BEGIN
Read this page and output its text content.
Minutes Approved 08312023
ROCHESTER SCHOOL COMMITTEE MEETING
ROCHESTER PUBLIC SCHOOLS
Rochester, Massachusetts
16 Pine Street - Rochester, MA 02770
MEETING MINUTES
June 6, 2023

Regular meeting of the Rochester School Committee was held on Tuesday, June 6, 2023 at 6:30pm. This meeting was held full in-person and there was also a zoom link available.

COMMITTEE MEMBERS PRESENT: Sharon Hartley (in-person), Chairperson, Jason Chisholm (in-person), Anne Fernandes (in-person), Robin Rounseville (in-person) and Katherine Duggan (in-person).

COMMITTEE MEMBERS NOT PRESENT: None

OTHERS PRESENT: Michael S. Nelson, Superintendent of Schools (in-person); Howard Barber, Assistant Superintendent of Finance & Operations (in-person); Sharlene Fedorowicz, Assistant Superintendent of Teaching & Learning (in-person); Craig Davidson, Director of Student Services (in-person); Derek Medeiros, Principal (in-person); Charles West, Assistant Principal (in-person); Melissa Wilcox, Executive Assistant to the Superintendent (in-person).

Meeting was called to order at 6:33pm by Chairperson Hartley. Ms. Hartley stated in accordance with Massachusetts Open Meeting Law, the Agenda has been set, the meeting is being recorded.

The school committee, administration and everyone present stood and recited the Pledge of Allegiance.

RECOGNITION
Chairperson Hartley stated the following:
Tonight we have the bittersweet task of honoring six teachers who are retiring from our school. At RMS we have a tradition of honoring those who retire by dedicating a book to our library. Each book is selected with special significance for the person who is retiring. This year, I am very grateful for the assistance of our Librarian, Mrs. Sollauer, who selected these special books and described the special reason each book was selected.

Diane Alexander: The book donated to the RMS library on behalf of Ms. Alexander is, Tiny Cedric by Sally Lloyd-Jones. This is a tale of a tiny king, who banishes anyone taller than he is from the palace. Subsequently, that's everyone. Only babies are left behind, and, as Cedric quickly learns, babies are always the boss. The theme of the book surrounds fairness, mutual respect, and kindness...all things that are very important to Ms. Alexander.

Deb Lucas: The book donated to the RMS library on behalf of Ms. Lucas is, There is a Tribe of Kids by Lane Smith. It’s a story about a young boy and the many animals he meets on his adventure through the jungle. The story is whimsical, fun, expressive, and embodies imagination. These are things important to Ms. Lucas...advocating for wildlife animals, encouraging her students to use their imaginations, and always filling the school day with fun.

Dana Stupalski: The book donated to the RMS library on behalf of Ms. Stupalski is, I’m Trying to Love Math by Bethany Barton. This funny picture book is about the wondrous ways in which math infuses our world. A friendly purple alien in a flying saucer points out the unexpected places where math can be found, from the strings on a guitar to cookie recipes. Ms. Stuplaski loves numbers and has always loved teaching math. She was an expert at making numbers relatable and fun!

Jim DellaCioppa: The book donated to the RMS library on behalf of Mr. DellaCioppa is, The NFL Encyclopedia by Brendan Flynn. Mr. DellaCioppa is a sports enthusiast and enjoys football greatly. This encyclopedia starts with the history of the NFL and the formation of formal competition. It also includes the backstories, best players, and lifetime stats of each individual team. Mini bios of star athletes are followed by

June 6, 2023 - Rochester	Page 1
END
AIM »
Read through the lines above and collect those that contain the string "June".

SOLVED EXERCISE »
June 6, 2023
Regular meeting of the Rochester School Committee was held on Tuesday, June 6, 2023 at 6:30pm. This meeting was held full in-person and there was also a zoom link available.
June 6, 2023 - Rochester	Page 1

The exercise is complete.